[WHAT TO DO]
Extract every record, keeping each one exactly as it is.

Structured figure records

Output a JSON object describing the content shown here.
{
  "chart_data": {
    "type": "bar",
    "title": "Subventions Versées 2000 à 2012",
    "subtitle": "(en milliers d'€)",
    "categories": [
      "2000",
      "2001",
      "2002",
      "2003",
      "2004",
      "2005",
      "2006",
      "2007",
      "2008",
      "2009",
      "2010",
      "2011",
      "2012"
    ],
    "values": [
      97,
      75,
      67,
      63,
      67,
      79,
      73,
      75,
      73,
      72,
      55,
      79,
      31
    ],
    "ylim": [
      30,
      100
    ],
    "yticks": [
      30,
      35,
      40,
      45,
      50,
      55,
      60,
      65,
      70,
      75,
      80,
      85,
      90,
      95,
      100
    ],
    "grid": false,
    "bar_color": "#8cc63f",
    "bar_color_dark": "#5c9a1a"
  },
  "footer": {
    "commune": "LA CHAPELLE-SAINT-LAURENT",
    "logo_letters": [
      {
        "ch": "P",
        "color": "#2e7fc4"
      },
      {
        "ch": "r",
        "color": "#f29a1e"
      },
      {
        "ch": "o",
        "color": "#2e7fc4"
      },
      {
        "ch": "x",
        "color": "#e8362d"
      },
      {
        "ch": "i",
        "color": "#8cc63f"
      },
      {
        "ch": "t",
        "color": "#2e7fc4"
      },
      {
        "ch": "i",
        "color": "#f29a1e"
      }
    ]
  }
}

[COMPLETE OUTPUT]
Output a JSON object describing the content shown here.
{
  "chart_data": {
    "type": "bar",
    "title": "Subventions Versées 2000 à 2012",
    "subtitle": "(en milliers d'€)",
    "categories": [
      "2000",
      "2001",
      "2002",
      "2003",
      "2004",
      "2005",
      "2006",
      "2007",
      "2008",
      "2009",
      "2010",
      "2011",
      "2012"
    ],
    "values": [
      97,
      75,
      67,
      63,
      67,
      79,
      73,
      75,
      73,
      72,
      55,
      79,
      31
    ],
    "ylim": [
      30,
      100
    ],
    "yticks": [
      30,
      35,
      40,
      45,
      50,
      55,
      60,
      65,
      70,
      75,
      80,
      85,
      90,
      95,
      100
    ],
    "grid": false,
    "bar_color": "#8cc63f",
    "bar_color_dark": "#5c9a1a"
  },
  "footer": {
    "commune": "LA CHAPELLE-SAINT-LAURENT",
    "logo_letters": [
      {
        "ch": "P",
        "color": "#2e7fc4"
      },
      {
        "ch": "r",
        "color": "#f29a1e"
      },
      {
        "ch": "o",
        "color": "#2e7fc4"
      },
      {
        "ch": "x",
        "color": "#e8362d"
      },
      {
        "ch": "i",
        "color": "#8cc63f"
      },
      {
        "ch": "t",
        "color": "#2e7fc4"
      },
      {
        "ch": "i",
        "color": "#f29a1e"
      }
    ]
  }
}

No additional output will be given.